#### [AIM]
Copy the records below exactly, leaving out any pictures.

#### [RECORDS SHOWN]
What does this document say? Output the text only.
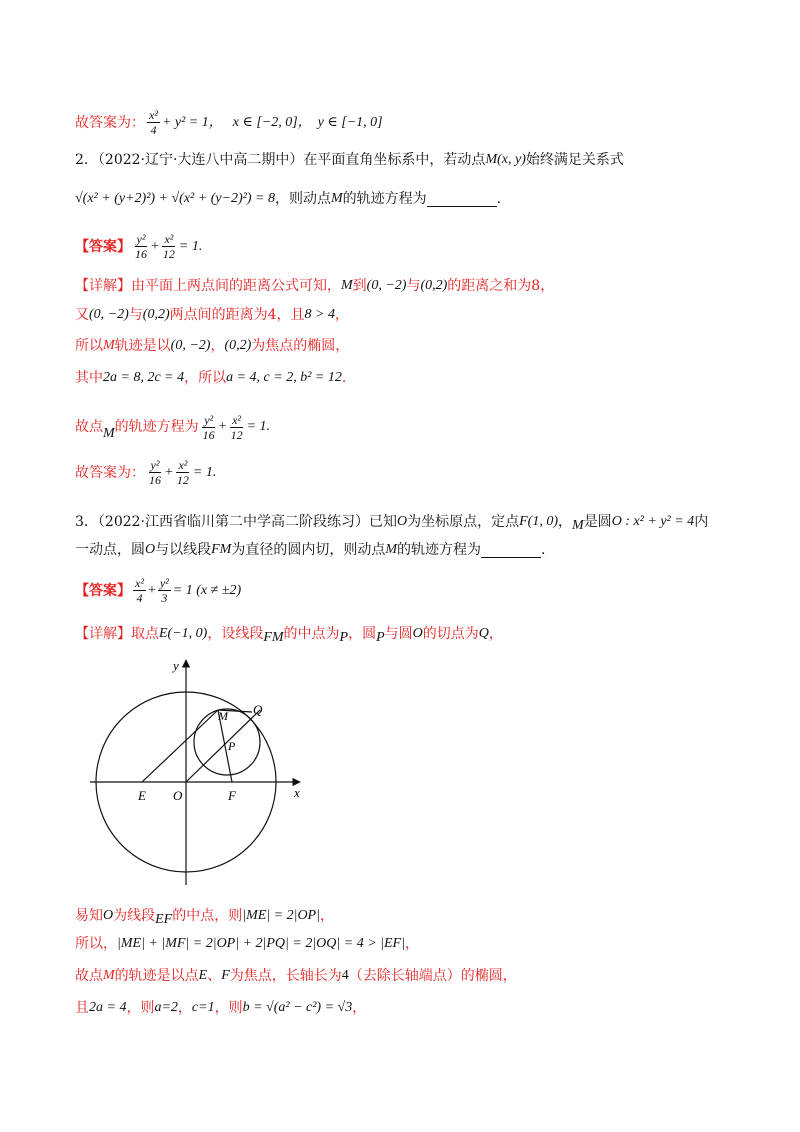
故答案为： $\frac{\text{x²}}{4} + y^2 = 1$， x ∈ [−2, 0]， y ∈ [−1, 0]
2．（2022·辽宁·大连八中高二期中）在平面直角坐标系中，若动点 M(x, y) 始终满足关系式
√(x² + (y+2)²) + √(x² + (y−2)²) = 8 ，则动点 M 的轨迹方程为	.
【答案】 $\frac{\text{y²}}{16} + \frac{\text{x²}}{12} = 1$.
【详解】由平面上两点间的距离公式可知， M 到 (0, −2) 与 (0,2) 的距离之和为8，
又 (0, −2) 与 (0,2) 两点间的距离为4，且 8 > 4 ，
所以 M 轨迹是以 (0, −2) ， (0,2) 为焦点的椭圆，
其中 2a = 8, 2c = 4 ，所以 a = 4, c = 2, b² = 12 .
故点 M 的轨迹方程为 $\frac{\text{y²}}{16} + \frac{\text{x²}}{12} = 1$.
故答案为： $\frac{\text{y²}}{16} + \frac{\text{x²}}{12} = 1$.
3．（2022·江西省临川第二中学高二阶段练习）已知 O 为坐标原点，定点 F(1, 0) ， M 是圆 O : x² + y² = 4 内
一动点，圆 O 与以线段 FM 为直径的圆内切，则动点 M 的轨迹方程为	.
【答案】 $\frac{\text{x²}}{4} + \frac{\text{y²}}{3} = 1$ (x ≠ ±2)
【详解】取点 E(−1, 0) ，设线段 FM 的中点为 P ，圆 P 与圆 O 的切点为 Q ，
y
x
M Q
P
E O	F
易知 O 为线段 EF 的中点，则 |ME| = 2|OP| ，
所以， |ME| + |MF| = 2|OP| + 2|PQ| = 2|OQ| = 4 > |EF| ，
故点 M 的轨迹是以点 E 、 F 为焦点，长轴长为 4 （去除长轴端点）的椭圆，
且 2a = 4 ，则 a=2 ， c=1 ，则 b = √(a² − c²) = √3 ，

#### [REPLY]
What does this document say? Output the text only.
故答案为： $\frac{\text{x²}}{4} + y^2 = 1$， x ∈ [−2, 0]， y ∈ [−1, 0]
2．（2022·辽宁·大连八中高二期中）在平面直角坐标系中，若动点 M(x, y) 始终满足关系式
√(x² + (y+2)²) + √(x² + (y−2)²) = 8 ，则动点 M 的轨迹方程为	.
【答案】 $\frac{\text{y²}}{16} + \frac{\text{x²}}{12} = 1$.
【详解】由平面上两点间的距离公式可知， M 到 (0, −2) 与 (0,2) 的距离之和为8，
又 (0, −2) 与 (0,2) 两点间的距离为4，且 8 > 4 ，
所以 M 轨迹是以 (0, −2) ， (0,2) 为焦点的椭圆，
其中 2a = 8, 2c = 4 ，所以 a = 4, c = 2, b² = 12 .
故点 M 的轨迹方程为 $\frac{\text{y²}}{16} + \frac{\text{x²}}{12} = 1$.
故答案为： $\frac{\text{y²}}{16} + \frac{\text{x²}}{12} = 1$.
3．（2022·江西省临川第二中学高二阶段练习）已知 O 为坐标原点，定点 F(1, 0) ， M 是圆 O : x² + y² = 4 内
一动点，圆 O 与以线段 FM 为直径的圆内切，则动点 M 的轨迹方程为	.
【答案】 $\frac{\text{x²}}{4} + \frac{\text{y²}}{3} = 1$ (x ≠ ±2)
【详解】取点 E(−1, 0) ，设线段 FM 的中点为 P ，圆 P 与圆 O 的切点为 Q ，
y
x
M Q
P
E O	F
易知 O 为线段 EF 的中点，则 |ME| = 2|OP| ，
所以， |ME| + |MF| = 2|OP| + 2|PQ| = 2|OQ| = 4 > |EF| ，
故点 M 的轨迹是以点 E 、 F 为焦点，长轴长为 4 （去除长轴端点）的椭圆，
且 2a = 4 ，则 a=2 ， c=1 ，则 b = √(a² − c²) = √3 ，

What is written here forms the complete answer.